# [Exercise objective]
Set down each record exactly as written.

┌──

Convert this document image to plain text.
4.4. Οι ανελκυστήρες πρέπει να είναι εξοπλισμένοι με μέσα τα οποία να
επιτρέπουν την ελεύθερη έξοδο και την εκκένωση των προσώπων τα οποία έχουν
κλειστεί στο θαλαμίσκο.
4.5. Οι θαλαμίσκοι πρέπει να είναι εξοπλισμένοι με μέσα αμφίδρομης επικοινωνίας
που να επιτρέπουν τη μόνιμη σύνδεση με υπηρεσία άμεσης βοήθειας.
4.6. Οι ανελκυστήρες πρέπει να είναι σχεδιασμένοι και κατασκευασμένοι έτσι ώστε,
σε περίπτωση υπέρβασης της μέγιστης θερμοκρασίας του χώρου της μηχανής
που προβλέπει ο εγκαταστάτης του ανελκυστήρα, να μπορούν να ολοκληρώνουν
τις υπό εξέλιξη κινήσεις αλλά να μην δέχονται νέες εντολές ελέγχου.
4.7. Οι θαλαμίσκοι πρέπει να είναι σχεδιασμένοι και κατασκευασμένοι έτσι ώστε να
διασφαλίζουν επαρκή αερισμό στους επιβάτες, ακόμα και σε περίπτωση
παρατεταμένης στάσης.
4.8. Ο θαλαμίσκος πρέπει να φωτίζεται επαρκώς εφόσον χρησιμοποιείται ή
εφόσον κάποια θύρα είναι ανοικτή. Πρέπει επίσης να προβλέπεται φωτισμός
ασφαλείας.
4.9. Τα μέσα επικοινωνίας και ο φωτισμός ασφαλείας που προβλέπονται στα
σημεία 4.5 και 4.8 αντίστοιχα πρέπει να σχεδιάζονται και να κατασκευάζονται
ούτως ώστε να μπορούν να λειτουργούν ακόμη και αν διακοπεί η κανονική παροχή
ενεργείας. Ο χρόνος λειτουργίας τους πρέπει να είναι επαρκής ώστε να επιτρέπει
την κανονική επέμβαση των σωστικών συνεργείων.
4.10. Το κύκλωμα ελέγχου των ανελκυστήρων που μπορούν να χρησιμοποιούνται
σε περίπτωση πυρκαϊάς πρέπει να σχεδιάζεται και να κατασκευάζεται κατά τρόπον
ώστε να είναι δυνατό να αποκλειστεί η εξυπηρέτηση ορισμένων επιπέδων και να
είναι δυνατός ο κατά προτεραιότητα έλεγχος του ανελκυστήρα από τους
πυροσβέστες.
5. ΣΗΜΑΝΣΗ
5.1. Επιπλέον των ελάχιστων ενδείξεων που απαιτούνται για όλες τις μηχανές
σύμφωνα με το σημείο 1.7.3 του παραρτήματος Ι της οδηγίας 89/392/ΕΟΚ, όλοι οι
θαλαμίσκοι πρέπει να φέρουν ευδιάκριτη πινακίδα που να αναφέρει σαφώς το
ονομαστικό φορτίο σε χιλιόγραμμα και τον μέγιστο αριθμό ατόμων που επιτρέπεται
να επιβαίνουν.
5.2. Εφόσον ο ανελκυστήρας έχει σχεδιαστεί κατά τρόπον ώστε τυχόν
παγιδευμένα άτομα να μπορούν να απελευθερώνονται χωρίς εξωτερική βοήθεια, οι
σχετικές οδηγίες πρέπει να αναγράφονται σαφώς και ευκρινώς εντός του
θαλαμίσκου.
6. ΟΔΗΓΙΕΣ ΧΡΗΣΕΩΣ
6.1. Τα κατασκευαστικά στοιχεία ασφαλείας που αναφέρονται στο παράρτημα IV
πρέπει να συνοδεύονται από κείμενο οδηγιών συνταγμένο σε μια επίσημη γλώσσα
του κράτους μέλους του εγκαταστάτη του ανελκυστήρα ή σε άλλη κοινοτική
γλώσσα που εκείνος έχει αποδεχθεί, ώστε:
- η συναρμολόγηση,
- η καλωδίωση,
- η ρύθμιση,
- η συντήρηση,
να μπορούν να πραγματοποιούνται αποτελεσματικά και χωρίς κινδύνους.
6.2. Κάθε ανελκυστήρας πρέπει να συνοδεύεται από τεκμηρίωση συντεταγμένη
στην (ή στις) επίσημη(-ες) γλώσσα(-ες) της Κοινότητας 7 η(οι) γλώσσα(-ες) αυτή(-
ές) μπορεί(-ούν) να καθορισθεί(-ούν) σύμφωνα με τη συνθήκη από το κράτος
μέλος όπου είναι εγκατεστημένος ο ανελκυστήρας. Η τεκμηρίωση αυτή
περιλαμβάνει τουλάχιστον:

└──

# [Output for this exercise]
Convert this document image to plain text.
4.4. Οι ανελκυστήρες πρέπει να είναι εξοπλισμένοι με μέσα τα οποία να
επιτρέπουν την ελεύθερη έξοδο και την εκκένωση των προσώπων τα οποία έχουν
κλειστεί στο θαλαμίσκο.
4.5. Οι θαλαμίσκοι πρέπει να είναι εξοπλισμένοι με μέσα αμφίδρομης επικοινωνίας
που να επιτρέπουν τη μόνιμη σύνδεση με υπηρεσία άμεσης βοήθειας.
4.6. Οι ανελκυστήρες πρέπει να είναι σχεδιασμένοι και κατασκευασμένοι έτσι ώστε,
σε περίπτωση υπέρβασης της μέγιστης θερμοκρασίας του χώρου της μηχανής
που προβλέπει ο εγκαταστάτης του ανελκυστήρα, να μπορούν να ολοκληρώνουν
τις υπό εξέλιξη κινήσεις αλλά να μην δέχονται νέες εντολές ελέγχου.
4.7. Οι θαλαμίσκοι πρέπει να είναι σχεδιασμένοι και κατασκευασμένοι έτσι ώστε να
διασφαλίζουν επαρκή αερισμό στους επιβάτες, ακόμα και σε περίπτωση
παρατεταμένης στάσης.
4.8. Ο θαλαμίσκος πρέπει να φωτίζεται επαρκώς εφόσον χρησιμοποιείται ή
εφόσον κάποια θύρα είναι ανοικτή. Πρέπει επίσης να προβλέπεται φωτισμός
ασφαλείας.
4.9. Τα μέσα επικοινωνίας και ο φωτισμός ασφαλείας που προβλέπονται στα
σημεία 4.5 και 4.8 αντίστοιχα πρέπει να σχεδιάζονται και να κατασκευάζονται
ούτως ώστε να μπορούν να λειτουργούν ακόμη και αν διακοπεί η κανονική παροχή
ενεργείας. Ο χρόνος λειτουργίας τους πρέπει να είναι επαρκής ώστε να επιτρέπει
την κανονική επέμβαση των σωστικών συνεργείων.
4.10. Το κύκλωμα ελέγχου των ανελκυστήρων που μπορούν να χρησιμοποιούνται
σε περίπτωση πυρκαϊάς πρέπει να σχεδιάζεται και να κατασκευάζεται κατά τρόπον
ώστε να είναι δυνατό να αποκλειστεί η εξυπηρέτηση ορισμένων επιπέδων και να
είναι δυνατός ο κατά προτεραιότητα έλεγχος του ανελκυστήρα από τους
πυροσβέστες.
5. ΣΗΜΑΝΣΗ
5.1. Επιπλέον των ελάχιστων ενδείξεων που απαιτούνται για όλες τις μηχανές
σύμφωνα με το σημείο 1.7.3 του παραρτήματος Ι της οδηγίας 89/392/ΕΟΚ, όλοι οι
θαλαμίσκοι πρέπει να φέρουν ευδιάκριτη πινακίδα που να αναφέρει σαφώς το
ονομαστικό φορτίο σε χιλιόγραμμα και τον μέγιστο αριθμό ατόμων που επιτρέπεται
να επιβαίνουν.
5.2. Εφόσον ο ανελκυστήρας έχει σχεδιαστεί κατά τρόπον ώστε τυχόν
παγιδευμένα άτομα να μπορούν να απελευθερώνονται χωρίς εξωτερική βοήθεια, οι
σχετικές οδηγίες πρέπει να αναγράφονται σαφώς και ευκρινώς εντός του
θαλαμίσκου.
6. ΟΔΗΓΙΕΣ ΧΡΗΣΕΩΣ
6.1. Τα κατασκευαστικά στοιχεία ασφαλείας που αναφέρονται στο παράρτημα IV
πρέπει να συνοδεύονται από κείμενο οδηγιών συνταγμένο σε μια επίσημη γλώσσα
του κράτους μέλους του εγκαταστάτη του ανελκυστήρα ή σε άλλη κοινοτική
γλώσσα που εκείνος έχει αποδεχθεί, ώστε:
- η συναρμολόγηση,
- η καλωδίωση,
- η ρύθμιση,
- η συντήρηση,
να μπορούν να πραγματοποιούνται αποτελεσματικά και χωρίς κινδύνους.
6.2. Κάθε ανελκυστήρας πρέπει να συνοδεύεται από τεκμηρίωση συντεταγμένη
στην (ή στις) επίσημη(-ες) γλώσσα(-ες) της Κοινότητας 7 η(οι) γλώσσα(-ες) αυτή(-
ές) μπορεί(-ούν) να καθορισθεί(-ούν) σύμφωνα με τη συνθήκη από το κράτος
μέλος όπου είναι εγκατεστημένος ο ανελκυστήρας. Η τεκμηρίωση αυτή
περιλαμβάνει τουλάχιστον:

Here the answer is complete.